PROBLEM REQUIREMENTS: Here are records with pictures in them. Copy all of them exactly and leave the pictures out.
***** EXCERPTED DATA *****
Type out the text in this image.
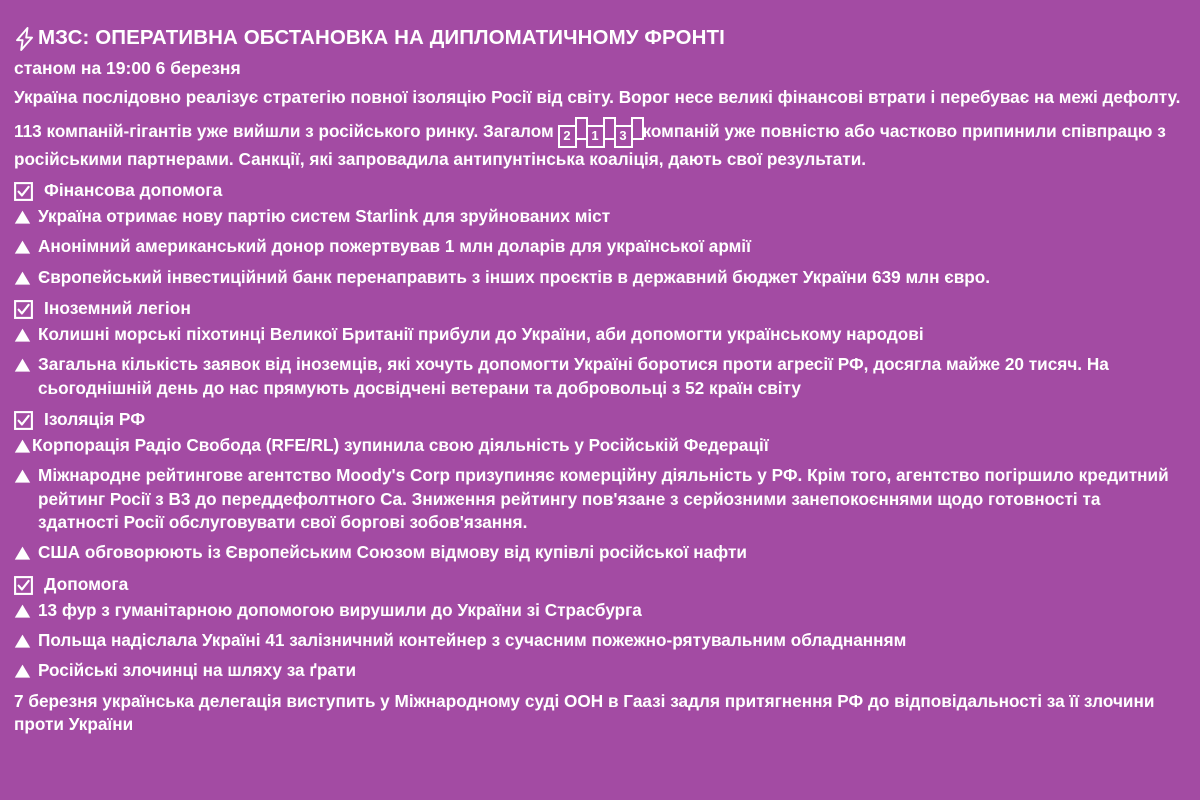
МЗС: ОПЕРАТИВНА ОБСТАНОВКА НА ДИПЛОМАТИЧНОМУ ФРОНТІ
станом на 19:00 6 березня
Україна послідовно реалізує стратегію повної ізоляцію Росії від світу. Ворог несе великі фінансові втрати і перебуває на межі дефолту.
113 компаній-гігантів уже вийшли з російського ринку. Загалом 2 1 3 компаній уже повністю або частково припинили співпрацю з російськими партнерами. Санкції, які запровадила антипунтінська коаліція, дають свої результати.
Фінансова допомога
Україна отримає нову партію систем Starlink для зруйнованих міст
Анонімний американський донор пожертвував 1 млн доларів для української армії
Європейський інвестиційний банк перенаправить з інших проєктів в державний бюджет України 639 млн євро.
Іноземний легіон
Колишні морські піхотинці Великої Британії прибули до України, аби допомогти українському народові
Загальна кількість заявок від іноземців, які хочуть допомогти Україні боротися проти агресії РФ, досягла майже 20 тисяч. На сьогоднішній день до нас прямують досвідчені ветерани та добровольці з 52 країн світу
Ізоляція РФ
Корпорація Радіо Свобода (RFE/RL) зупинила свою діяльність у Російській Федерації
Міжнародне рейтингове агентство Moody's Corp призупиняє комерційну діяльність у РФ. Крім того, агентство погіршило кредитний рейтинг Росії з B3 до переддефолтного Ca. Зниження рейтингу пов'язане з серйозними занепокоєннями щодо готовності та здатності Росії обслуговувати свої боргові зобов'язання.
США обговорюють із Європейським Союзом відмову від купівлі російської нафти
Допомога
13 фур з гуманітарною допомогою вирушили до України зі Страсбурга
Польща надіслала Україні 41 залізничний контейнер з сучасним пожежно-рятувальним обладнанням
Російські злочинці на шляху за ґрати
7 березня українська делегація виступить у Міжнародному суді ООН в Гаазі задля притягнення РФ до відповідальності за її злочини проти України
*****
FINISHED ANSWER:
Type out the text in this image.
МЗС: ОПЕРАТИВНА ОБСТАНОВКА НА ДИПЛОМАТИЧНОМУ ФРОНТІ
станом на 19:00 6 березня
Україна послідовно реалізує стратегію повної ізоляцію Росії від світу. Ворог несе великі фінансові втрати і перебуває на межі дефолту.
113 компаній-гігантів уже вийшли з російського ринку. Загалом 2 1 3 компаній уже повністю або частково припинили співпрацю з російськими партнерами. Санкції, які запровадила антипунтінська коаліція, дають свої результати.
Фінансова допомога
Україна отримає нову партію систем Starlink для зруйнованих міст
Анонімний американський донор пожертвував 1 млн доларів для української армії
Європейський інвестиційний банк перенаправить з інших проєктів в державний бюджет України 639 млн євро.
Іноземний легіон
Колишні морські піхотинці Великої Британії прибули до України, аби допомогти українському народові
Загальна кількість заявок від іноземців, які хочуть допомогти Україні боротися проти агресії РФ, досягла майже 20 тисяч. На сьогоднішній день до нас прямують досвідчені ветерани та добровольці з 52 країн світу
Ізоляція РФ
Корпорація Радіо Свобода (RFE/RL) зупинила свою діяльність у Російській Федерації
Міжнародне рейтингове агентство Moody's Corp призупиняє комерційну діяльність у РФ. Крім того, агентство погіршило кредитний рейтинг Росії з B3 до переддефолтного Ca. Зниження рейтингу пов'язане з серйозними занепокоєннями щодо готовності та здатності Росії обслуговувати свої боргові зобов'язання.
США обговорюють із Європейським Союзом відмову від купівлі російської нафти
Допомога
13 фур з гуманітарною допомогою вирушили до України зі Страсбурга
Польща надіслала Україні 41 залізничний контейнер з сучасним пожежно-рятувальним обладнанням
Російські злочинці на шляху за ґрати
7 березня українська делегація виступить у Міжнародному суді ООН в Гаазі задля притягнення РФ до відповідальності за її злочини проти України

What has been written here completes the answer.